### [Material for this exercise]
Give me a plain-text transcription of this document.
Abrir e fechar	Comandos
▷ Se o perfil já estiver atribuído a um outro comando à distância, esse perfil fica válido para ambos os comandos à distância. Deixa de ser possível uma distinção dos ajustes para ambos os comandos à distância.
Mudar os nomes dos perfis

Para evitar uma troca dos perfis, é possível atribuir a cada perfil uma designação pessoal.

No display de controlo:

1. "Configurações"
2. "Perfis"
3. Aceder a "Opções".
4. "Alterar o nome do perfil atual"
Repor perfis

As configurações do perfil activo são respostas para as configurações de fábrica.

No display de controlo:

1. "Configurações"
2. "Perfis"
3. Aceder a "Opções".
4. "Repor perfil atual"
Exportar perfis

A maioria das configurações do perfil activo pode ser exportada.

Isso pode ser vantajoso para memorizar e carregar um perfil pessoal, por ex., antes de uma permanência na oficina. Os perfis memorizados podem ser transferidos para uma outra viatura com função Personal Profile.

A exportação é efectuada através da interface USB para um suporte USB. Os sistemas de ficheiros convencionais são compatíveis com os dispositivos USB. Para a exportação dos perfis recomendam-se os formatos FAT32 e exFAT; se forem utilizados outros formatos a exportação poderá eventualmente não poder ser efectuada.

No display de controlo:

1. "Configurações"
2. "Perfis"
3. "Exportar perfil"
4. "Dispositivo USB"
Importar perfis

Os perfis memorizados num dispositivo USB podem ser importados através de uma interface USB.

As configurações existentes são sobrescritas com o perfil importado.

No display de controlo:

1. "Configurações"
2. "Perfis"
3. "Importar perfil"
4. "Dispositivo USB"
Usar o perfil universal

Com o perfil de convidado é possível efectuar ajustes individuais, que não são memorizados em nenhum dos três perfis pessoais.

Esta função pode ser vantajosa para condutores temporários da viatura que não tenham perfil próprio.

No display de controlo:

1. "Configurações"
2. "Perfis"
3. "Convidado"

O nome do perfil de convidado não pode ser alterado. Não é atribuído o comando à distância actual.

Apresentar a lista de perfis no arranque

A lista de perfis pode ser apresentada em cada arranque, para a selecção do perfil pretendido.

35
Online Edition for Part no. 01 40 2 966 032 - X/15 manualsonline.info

==

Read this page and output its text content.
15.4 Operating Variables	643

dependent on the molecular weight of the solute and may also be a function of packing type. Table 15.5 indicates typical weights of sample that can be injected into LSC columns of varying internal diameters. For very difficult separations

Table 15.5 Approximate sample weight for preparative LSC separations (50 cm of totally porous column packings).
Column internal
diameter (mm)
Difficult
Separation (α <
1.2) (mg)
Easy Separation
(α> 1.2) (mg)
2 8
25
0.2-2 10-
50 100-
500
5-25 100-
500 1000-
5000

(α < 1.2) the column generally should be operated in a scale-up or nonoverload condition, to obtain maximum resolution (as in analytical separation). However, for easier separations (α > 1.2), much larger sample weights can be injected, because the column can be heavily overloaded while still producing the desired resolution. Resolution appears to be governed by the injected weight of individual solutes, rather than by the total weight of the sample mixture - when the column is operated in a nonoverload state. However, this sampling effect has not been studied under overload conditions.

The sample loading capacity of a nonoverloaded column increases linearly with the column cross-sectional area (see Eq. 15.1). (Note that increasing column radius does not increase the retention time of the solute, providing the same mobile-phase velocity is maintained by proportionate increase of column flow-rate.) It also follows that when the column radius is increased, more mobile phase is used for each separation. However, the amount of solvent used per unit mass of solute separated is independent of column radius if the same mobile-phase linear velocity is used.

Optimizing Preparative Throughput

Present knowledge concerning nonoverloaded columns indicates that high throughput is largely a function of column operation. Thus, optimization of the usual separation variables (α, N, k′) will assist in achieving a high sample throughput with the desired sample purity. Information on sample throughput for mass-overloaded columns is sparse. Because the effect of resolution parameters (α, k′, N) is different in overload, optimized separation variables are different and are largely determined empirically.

==

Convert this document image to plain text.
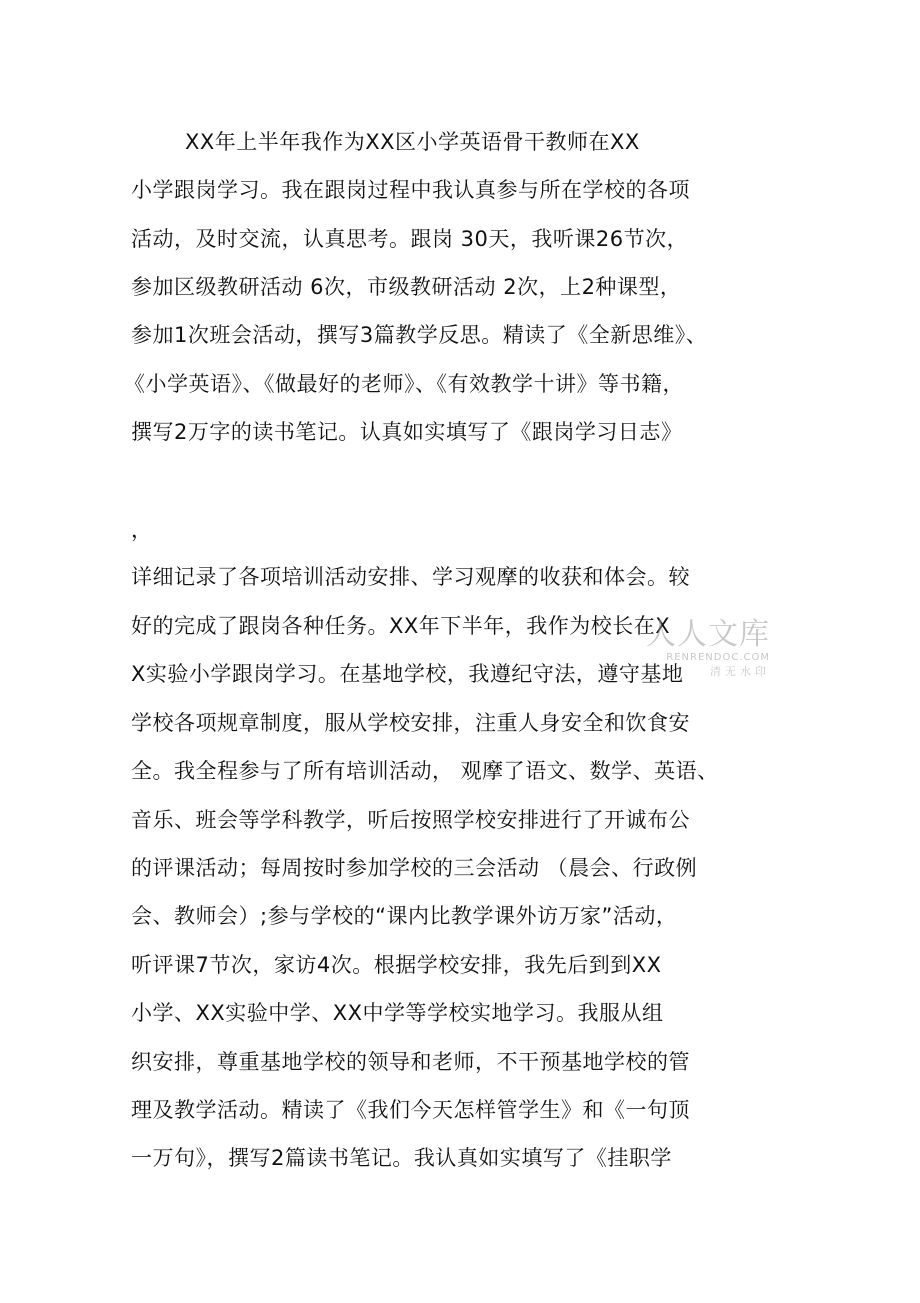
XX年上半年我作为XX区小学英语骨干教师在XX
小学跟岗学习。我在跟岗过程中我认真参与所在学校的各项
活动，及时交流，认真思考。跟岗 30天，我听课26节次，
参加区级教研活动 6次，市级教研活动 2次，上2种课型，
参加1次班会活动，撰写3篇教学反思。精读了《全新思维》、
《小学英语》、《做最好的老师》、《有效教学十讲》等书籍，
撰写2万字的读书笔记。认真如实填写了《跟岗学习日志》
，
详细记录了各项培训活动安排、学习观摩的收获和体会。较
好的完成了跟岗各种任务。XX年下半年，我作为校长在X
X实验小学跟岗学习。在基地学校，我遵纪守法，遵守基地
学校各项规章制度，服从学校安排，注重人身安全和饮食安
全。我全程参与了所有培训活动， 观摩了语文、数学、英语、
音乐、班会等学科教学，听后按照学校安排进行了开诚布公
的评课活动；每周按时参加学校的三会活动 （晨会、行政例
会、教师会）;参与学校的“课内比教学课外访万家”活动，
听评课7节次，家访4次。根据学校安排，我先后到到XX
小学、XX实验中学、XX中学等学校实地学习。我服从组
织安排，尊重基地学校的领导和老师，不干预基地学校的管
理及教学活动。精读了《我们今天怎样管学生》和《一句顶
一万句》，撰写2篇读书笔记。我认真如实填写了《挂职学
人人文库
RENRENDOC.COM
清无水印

### [Required task]
Look through the entries above; copy every line holding the string "plain".

### [Exercise answer]
Give me a plain-text transcription of this document.
Convert this document image to plain text.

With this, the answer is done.